======== ENTRIES PROVIDED ========

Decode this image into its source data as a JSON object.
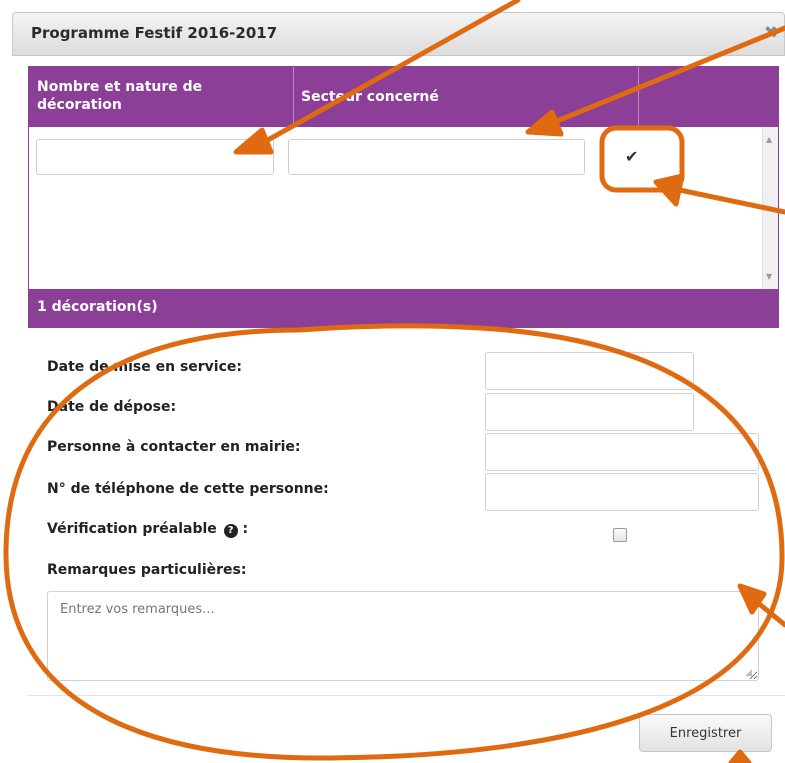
{
  "dialog": {
    "title": "Programme Festif 2016-2017",
    "close_symbol": "✖"
  },
  "table": {
    "columns": [
      {
        "label": "Nombre et nature de décoration"
      },
      {
        "label": "Secteur concerné"
      },
      {
        "label": ""
      }
    ],
    "row_confirm_icon": "check-icon",
    "count_label": "1 décoration(s)"
  },
  "form": {
    "fields": [
      {
        "label": "Date de mise en service:",
        "value": ""
      },
      {
        "label": "Date de dépose:",
        "value": ""
      },
      {
        "label": "Personne à contacter en mairie:",
        "value": ""
      },
      {
        "label": "N° de téléphone de cette personne:",
        "value": ""
      }
    ],
    "verification_label": "Vérification préalable",
    "verification_help_icon": "question-circle-icon",
    "verification_suffix": ":",
    "verification_checked": false,
    "remarks_label": "Remarques particulières:",
    "remarks_placeholder": "Entrez vos remarques..."
  },
  "actions": {
    "save_label": "Enregistrer"
  },
  "annotation_color": "#e06a10"
}
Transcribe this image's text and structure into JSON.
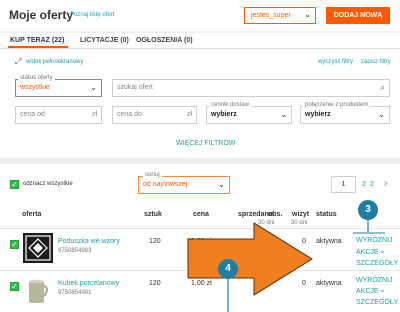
{
  "header": {
    "title": "Moje oferty",
    "help_link": "Poznaj listę ofert",
    "account_select": "jestes_super",
    "add_button": "DODAJ NOWĄ"
  },
  "tabs": [
    {
      "label": "KUP TERAZ (22)",
      "active": true
    },
    {
      "label": "LICYTACJE (0)",
      "active": false
    },
    {
      "label": "OGŁOSZENIA (0)",
      "active": false
    }
  ],
  "filters": {
    "fullscreen_link": "widok pełnoekranowy",
    "clear_link": "wyczyść filtry",
    "save_link": "zapisz filtry",
    "status_label": "status oferty",
    "status_value": "wszystkie",
    "search_placeholder": "szukaj ofert",
    "price_from": "cena od",
    "price_to": "cena do",
    "currency_symbol": "zł",
    "shipping_label": "cennik dostaw",
    "shipping_value": "wybierz",
    "product_link_label": "połączenie z produktem",
    "product_link_value": "wybierz",
    "more_filters": "WIĘCEJ FILTRÓW"
  },
  "list": {
    "select_all": "odznacz wszystkie",
    "sort_label": "sortuj",
    "sort_value": "od najnowszej",
    "page_current": "1",
    "page_link": "2",
    "page_total": "2"
  },
  "table": {
    "headers": {
      "offer": "oferta",
      "quantity": "sztuk",
      "price": "cena",
      "sold": "sprzedano",
      "sold_sub": "30 dni",
      "watch": "obs.",
      "visits": "wizyt",
      "visits_sub": "30 dni",
      "status": "status"
    },
    "rows": [
      {
        "name": "Poduszka we wzory",
        "id": "9750854983",
        "quantity": "120",
        "price": "12,00 zł",
        "visits": "0",
        "status": "aktywna",
        "actions": [
          "WYRÓŻNIJ",
          "AKCJE",
          "SZCZEGÓŁY"
        ]
      },
      {
        "name": "Kubek porcelanowy",
        "id": "9750854981",
        "quantity": "120",
        "price": "1,00 zł",
        "visits": "0",
        "status": "aktywna",
        "actions": [
          "WYRÓŻNIJ",
          "AKCJE",
          "SZCZEGÓŁY"
        ]
      }
    ]
  },
  "annotations": {
    "badge_3": "3",
    "badge_4": "4",
    "badge_color": "#1e7fa3",
    "arrow_color": "#f07f1e"
  },
  "colors": {
    "accent": "#1aa3a3",
    "brand": "#ff5a00",
    "checkbox": "#2dbf4a"
  }
}
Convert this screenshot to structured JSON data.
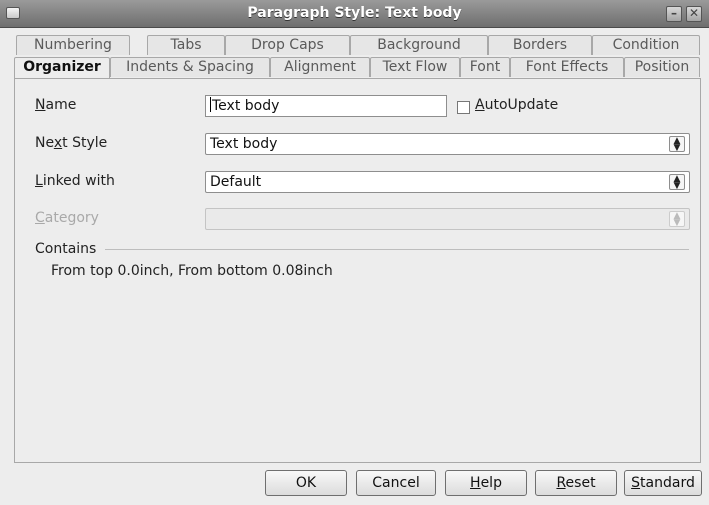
{
  "window": {
    "title": "Paragraph Style: Text body",
    "minimize_glyph": "–",
    "close_glyph": "✕"
  },
  "tabs": {
    "row_back": [
      "Numbering",
      "Tabs",
      "Drop Caps",
      "Background",
      "Borders",
      "Condition"
    ],
    "row_front": [
      "Organizer",
      "Indents & Spacing",
      "Alignment",
      "Text Flow",
      "Font",
      "Font Effects",
      "Position"
    ],
    "active": "Organizer"
  },
  "organizer": {
    "name_label": "Name",
    "name_value": "Text body",
    "autoupdate_label": "AutoUpdate",
    "autoupdate_checked": false,
    "next_style_label": "Next Style",
    "next_style_value": "Text body",
    "linked_with_label": "Linked with",
    "linked_with_value": "Default",
    "category_label": "Category",
    "category_value": "",
    "contains_label": "Contains",
    "contains_text": "From top 0.0inch, From bottom 0.08inch"
  },
  "buttons": {
    "ok": "OK",
    "cancel": "Cancel",
    "help": "Help",
    "reset": "Reset",
    "standard": "Standard"
  },
  "icons": {
    "spin": "spin-updown-icon",
    "app": "window-menu-icon"
  }
}
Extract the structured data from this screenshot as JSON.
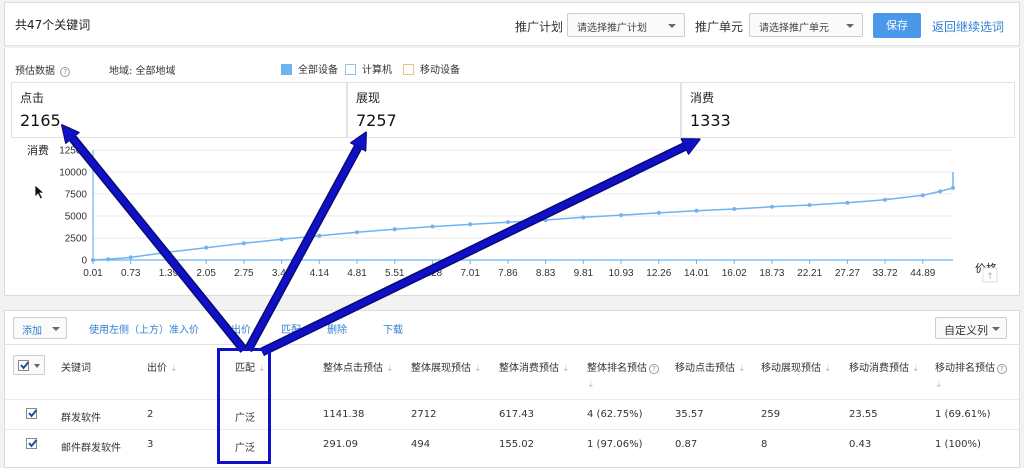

========

### OBJECTIVE
Retype the listing exactly. Pictures do not belong in the copy.

### CORRECT OUTPUT
Decode this image into its source data as a JSON object.
{
  "dialog": {
    "title": "Programme Festif 2016-2017",
    "close_symbol": "✖"
  },
  "table": {
    "columns": [
      {
        "label": "Nombre et nature de décoration"
      },
      {
        "label": "Secteur concerné"
      },
      {
        "label": ""
      }
    ],
    "row_confirm_icon": "check-icon",
    "count_label": "1 décoration(s)"
  },
  "form": {
    "fields": [
      {
        "label": "Date de mise en service:",
        "value": ""
      },
      {
        "label": "Date de dépose:",
        "value": ""
      },
      {
        "label": "Personne à contacter en mairie:",
        "value": ""
      },
      {
        "label": "N° de téléphone de cette personne:",
        "value": ""
      }
    ],
    "verification_label": "Vérification préalable",
    "verification_help_icon": "question-circle-icon",
    "verification_suffix": ":",
    "verification_checked": false,
    "remarks_label": "Remarques particulières:",
    "remarks_placeholder": "Entrez vos remarques..."
  },
  "actions": {
    "save_label": "Enregistrer"
  },
  "annotation_color": "#e06a10"
}
Transcribe this image's text and structure into JSON.
{
  "header": {
    "title": "Moje oferty",
    "help_link": "Poznaj listę ofert",
    "account_select": "jestes_super",
    "add_button": "DODAJ NOWĄ"
  },
  "tabs": [
    {
      "label": "KUP TERAZ (22)",
      "active": true
    },
    {
      "label": "LICYTACJE (0)",
      "active": false
    },
    {
      "label": "OGŁOSZENIA (0)",
      "active": false
    }
  ],
  "filters": {
    "fullscreen_link": "widok pełnoekranowy",
    "clear_link": "wyczyść filtry",
    "save_link": "zapisz filtry",
    "status_label": "status oferty",
    "status_value": "wszystkie",
    "search_placeholder": "szukaj ofert",
    "price_from": "cena od",
    "price_to": "cena do",
    "currency_symbol": "zł",
    "shipping_label": "cennik dostaw",
    "shipping_value": "wybierz",
    "product_link_label": "połączenie z produktem",
    "product_link_value": "wybierz",
    "more_filters": "WIĘCEJ FILTRÓW"
  },
  "list": {
    "select_all": "odznacz wszystkie",
    "sort_label": "sortuj",
    "sort_value": "od najnowszej",
    "page_current": "1",
    "page_link": "2",
    "page_total": "2"
  },
  "table": {
    "headers": {
      "offer": "oferta",
      "quantity": "sztuk",
      "price": "cena",
      "sold": "sprzedano",
      "sold_sub": "30 dni",
      "watch": "obs.",
      "visits": "wizyt",
      "visits_sub": "30 dni",
      "status": "status"
    },
    "rows": [
      {
        "name": "Poduszka we wzory",
        "id": "9750854983",
        "quantity": "120",
        "price": "12,00 zł",
        "visits": "0",
        "status": "aktywna",
        "actions": [
          "WYRÓŻNIJ",
          "AKCJE",
          "SZCZEGÓŁY"
        ]
      },
      {
        "name": "Kubek porcelanowy",
        "id": "9750854981",
        "quantity": "120",
        "price": "1,00 zł",
        "visits": "0",
        "status": "aktywna",
        "actions": [
          "WYRÓŻNIJ",
          "AKCJE",
          "SZCZEGÓŁY"
        ]
      }
    ]
  },
  "annotations": {
    "badge_3": "3",
    "badge_4": "4",
    "badge_color": "#1e7fa3",
    "arrow_color": "#f07f1e"
  },
  "colors": {
    "accent": "#1aa3a3",
    "brand": "#ff5a00",
    "checkbox": "#2dbf4a"
  }
}
Convert this screenshot to structured JSON data.
{
  "window": {
    "title": "Paragraph Style: Text body",
    "minimize_glyph": "–",
    "close_glyph": "✕"
  },
  "tabs": {
    "row_back": [
      "Numbering",
      "Tabs",
      "Drop Caps",
      "Background",
      "Borders",
      "Condition"
    ],
    "row_front": [
      "Organizer",
      "Indents & Spacing",
      "Alignment",
      "Text Flow",
      "Font",
      "Font Effects",
      "Position"
    ],
    "active": "Organizer"
  },
  "organizer": {
    "name_label": "Name",
    "name_value": "Text body",
    "autoupdate_label": "AutoUpdate",
    "autoupdate_checked": false,
    "next_style_label": "Next Style",
    "next_style_value": "Text body",
    "linked_with_label": "Linked with",
    "linked_with_value": "Default",
    "category_label": "Category",
    "category_value": "",
    "contains_label": "Contains",
    "contains_text": "From top 0.0inch, From bottom 0.08inch"
  },
  "buttons": {
    "ok": "OK",
    "cancel": "Cancel",
    "help": "Help",
    "reset": "Reset",
    "standard": "Standard"
  },
  "icons": {
    "spin": "spin-updown-icon",
    "app": "window-menu-icon"
  }
}
Extract the structured data from this screenshot as JSON.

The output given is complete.